Exercise aim
Every line of the material below is to be printed again exactly.

Records for the task
================================
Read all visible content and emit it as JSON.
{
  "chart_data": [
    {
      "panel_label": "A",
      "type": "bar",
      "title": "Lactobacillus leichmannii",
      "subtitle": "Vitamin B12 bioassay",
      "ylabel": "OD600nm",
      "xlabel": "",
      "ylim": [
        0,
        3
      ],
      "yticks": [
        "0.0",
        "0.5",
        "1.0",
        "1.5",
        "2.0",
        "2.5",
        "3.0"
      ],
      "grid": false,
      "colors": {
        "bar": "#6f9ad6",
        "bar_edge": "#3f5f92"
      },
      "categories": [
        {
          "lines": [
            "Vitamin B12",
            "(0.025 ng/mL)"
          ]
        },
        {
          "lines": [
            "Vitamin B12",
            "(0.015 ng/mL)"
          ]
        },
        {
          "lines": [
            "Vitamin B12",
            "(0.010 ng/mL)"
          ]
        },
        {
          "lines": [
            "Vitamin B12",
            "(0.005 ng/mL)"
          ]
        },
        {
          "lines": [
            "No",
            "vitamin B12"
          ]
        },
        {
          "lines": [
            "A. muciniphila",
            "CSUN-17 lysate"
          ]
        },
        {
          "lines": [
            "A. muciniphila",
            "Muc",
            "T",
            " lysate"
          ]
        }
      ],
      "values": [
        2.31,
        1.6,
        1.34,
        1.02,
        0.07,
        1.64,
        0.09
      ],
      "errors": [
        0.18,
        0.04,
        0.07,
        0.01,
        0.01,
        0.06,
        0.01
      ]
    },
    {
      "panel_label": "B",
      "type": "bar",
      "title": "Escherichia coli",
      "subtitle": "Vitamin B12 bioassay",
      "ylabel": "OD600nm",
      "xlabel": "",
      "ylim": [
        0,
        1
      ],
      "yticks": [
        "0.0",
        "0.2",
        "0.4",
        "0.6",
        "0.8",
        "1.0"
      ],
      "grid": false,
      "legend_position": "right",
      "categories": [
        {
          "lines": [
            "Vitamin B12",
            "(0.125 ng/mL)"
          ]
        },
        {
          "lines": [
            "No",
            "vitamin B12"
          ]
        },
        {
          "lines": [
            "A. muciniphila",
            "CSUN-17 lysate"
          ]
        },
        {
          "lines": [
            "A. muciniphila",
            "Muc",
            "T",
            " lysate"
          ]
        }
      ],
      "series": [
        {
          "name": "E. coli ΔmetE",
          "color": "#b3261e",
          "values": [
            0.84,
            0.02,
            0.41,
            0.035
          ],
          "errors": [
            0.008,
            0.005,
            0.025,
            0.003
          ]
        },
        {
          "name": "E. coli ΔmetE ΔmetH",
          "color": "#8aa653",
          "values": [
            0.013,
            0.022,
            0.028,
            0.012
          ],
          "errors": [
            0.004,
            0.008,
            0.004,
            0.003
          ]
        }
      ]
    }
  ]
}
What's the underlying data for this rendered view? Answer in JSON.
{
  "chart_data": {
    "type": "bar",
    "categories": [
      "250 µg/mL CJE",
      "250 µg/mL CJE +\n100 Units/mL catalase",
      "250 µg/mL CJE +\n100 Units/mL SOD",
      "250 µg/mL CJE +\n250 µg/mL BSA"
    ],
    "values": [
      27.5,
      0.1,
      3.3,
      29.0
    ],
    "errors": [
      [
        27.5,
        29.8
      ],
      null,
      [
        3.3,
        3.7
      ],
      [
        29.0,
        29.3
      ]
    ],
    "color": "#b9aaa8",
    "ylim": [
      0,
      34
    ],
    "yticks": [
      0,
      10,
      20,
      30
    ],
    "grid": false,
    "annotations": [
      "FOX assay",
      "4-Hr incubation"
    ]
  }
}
================================
Solution below
Read all visible content and emit it as JSON.
{
  "chart_data": [
    {
      "panel_label": "A",
      "type": "bar",
      "title": "Lactobacillus leichmannii",
      "subtitle": "Vitamin B12 bioassay",
      "ylabel": "OD600nm",
      "xlabel": "",
      "ylim": [
        0,
        3
      ],
      "yticks": [
        "0.0",
        "0.5",
        "1.0",
        "1.5",
        "2.0",
        "2.5",
        "3.0"
      ],
      "grid": false,
      "colors": {
        "bar": "#6f9ad6",
        "bar_edge": "#3f5f92"
      },
      "categories": [
        {
          "lines": [
            "Vitamin B12",
            "(0.025 ng/mL)"
          ]
        },
        {
          "lines": [
            "Vitamin B12",
            "(0.015 ng/mL)"
          ]
        },
        {
          "lines": [
            "Vitamin B12",
            "(0.010 ng/mL)"
          ]
        },
        {
          "lines": [
            "Vitamin B12",
            "(0.005 ng/mL)"
          ]
        },
        {
          "lines": [
            "No",
            "vitamin B12"
          ]
        },
        {
          "lines": [
            "A. muciniphila",
            "CSUN-17 lysate"
          ]
        },
        {
          "lines": [
            "A. muciniphila",
            "Muc",
            "T",
            " lysate"
          ]
        }
      ],
      "values": [
        2.31,
        1.6,
        1.34,
        1.02,
        0.07,
        1.64,
        0.09
      ],
      "errors": [
        0.18,
        0.04,
        0.07,
        0.01,
        0.01,
        0.06,
        0.01
      ]
    },
    {
      "panel_label": "B",
      "type": "bar",
      "title": "Escherichia coli",
      "subtitle": "Vitamin B12 bioassay",
      "ylabel": "OD600nm",
      "xlabel": "",
      "ylim": [
        0,
        1
      ],
      "yticks": [
        "0.0",
        "0.2",
        "0.4",
        "0.6",
        "0.8",
        "1.0"
      ],
      "grid": false,
      "legend_position": "right",
      "categories": [
        {
          "lines": [
            "Vitamin B12",
            "(0.125 ng/mL)"
          ]
        },
        {
          "lines": [
            "No",
            "vitamin B12"
          ]
        },
        {
          "lines": [
            "A. muciniphila",
            "CSUN-17 lysate"
          ]
        },
        {
          "lines": [
            "A. muciniphila",
            "Muc",
            "T",
            " lysate"
          ]
        }
      ],
      "series": [
        {
          "name": "E. coli ΔmetE",
          "color": "#b3261e",
          "values": [
            0.84,
            0.02,
            0.41,
            0.035
          ],
          "errors": [
            0.008,
            0.005,
            0.025,
            0.003
          ]
        },
        {
          "name": "E. coli ΔmetE ΔmetH",
          "color": "#8aa653",
          "values": [
            0.013,
            0.022,
            0.028,
            0.012
          ],
          "errors": [
            0.004,
            0.008,
            0.004,
            0.003
          ]
        }
      ]
    }
  ]
}
What's the underlying data for this rendered view? Answer in JSON.
{
  "chart_data": {
    "type": "bar",
    "categories": [
      "250 µg/mL CJE",
      "250 µg/mL CJE +\n100 Units/mL catalase",
      "250 µg/mL CJE +\n100 Units/mL SOD",
      "250 µg/mL CJE +\n250 µg/mL BSA"
    ],
    "values": [
      27.5,
      0.1,
      3.3,
      29.0
    ],
    "errors": [
      [
        27.5,
        29.8
      ],
      null,
      [
        3.3,
        3.7
      ],
      [
        29.0,
        29.3
      ]
    ],
    "color": "#b9aaa8",
    "ylim": [
      0,
      34
    ],
    "yticks": [
      0,
      10,
      20,
      30
    ],
    "grid": false,
    "annotations": [
      "FOX assay",
      "4-Hr incubation"
    ]
  }
}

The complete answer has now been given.